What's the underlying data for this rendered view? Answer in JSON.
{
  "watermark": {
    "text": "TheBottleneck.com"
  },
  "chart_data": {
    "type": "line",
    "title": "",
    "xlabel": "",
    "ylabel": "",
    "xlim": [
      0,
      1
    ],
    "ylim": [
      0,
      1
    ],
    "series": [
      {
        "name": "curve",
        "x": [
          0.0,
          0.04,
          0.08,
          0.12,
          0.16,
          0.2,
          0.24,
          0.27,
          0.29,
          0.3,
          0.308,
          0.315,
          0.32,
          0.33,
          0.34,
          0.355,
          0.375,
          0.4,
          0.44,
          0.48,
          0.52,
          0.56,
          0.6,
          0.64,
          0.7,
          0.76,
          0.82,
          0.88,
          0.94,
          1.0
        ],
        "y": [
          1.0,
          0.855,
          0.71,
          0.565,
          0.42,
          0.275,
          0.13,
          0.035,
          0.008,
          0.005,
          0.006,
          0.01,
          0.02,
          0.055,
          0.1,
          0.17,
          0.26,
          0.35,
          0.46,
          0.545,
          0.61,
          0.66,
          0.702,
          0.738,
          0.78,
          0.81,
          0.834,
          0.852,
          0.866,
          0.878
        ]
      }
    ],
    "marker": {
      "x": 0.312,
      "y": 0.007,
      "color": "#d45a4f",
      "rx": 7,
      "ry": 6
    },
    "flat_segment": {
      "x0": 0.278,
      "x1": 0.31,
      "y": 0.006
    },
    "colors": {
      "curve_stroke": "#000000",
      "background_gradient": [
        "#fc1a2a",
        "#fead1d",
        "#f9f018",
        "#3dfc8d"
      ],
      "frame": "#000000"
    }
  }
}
==
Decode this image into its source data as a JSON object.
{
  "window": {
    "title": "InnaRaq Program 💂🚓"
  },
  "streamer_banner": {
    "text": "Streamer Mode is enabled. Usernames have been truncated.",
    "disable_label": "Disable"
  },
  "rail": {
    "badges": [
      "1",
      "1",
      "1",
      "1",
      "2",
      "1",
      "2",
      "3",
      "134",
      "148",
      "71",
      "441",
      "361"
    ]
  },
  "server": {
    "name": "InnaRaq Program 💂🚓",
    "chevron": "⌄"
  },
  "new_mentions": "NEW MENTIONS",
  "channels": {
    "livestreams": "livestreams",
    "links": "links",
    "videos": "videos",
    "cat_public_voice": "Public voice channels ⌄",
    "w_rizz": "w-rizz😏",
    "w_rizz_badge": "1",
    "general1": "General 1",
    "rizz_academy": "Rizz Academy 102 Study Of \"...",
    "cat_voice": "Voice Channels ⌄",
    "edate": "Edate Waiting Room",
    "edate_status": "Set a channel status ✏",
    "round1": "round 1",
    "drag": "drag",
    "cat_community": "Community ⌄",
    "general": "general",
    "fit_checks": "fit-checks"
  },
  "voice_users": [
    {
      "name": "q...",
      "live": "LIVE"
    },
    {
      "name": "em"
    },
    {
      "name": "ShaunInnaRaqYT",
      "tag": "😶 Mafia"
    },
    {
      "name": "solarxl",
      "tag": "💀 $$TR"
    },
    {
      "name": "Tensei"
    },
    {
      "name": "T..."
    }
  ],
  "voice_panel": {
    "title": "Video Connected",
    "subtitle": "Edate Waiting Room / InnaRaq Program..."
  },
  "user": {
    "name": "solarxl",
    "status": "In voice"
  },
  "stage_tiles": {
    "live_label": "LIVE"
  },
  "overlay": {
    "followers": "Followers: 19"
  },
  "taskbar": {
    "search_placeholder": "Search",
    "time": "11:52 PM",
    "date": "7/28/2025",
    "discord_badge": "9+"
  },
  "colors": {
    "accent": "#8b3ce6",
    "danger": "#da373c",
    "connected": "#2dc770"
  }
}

= Task prompt =
Copy each line of the data above that holds "Waiting".

= Solution to this exercise =
    "edate": "Edate Waiting Room",
    "subtitle": "Edate Waiting Room / InnaRaq Program..."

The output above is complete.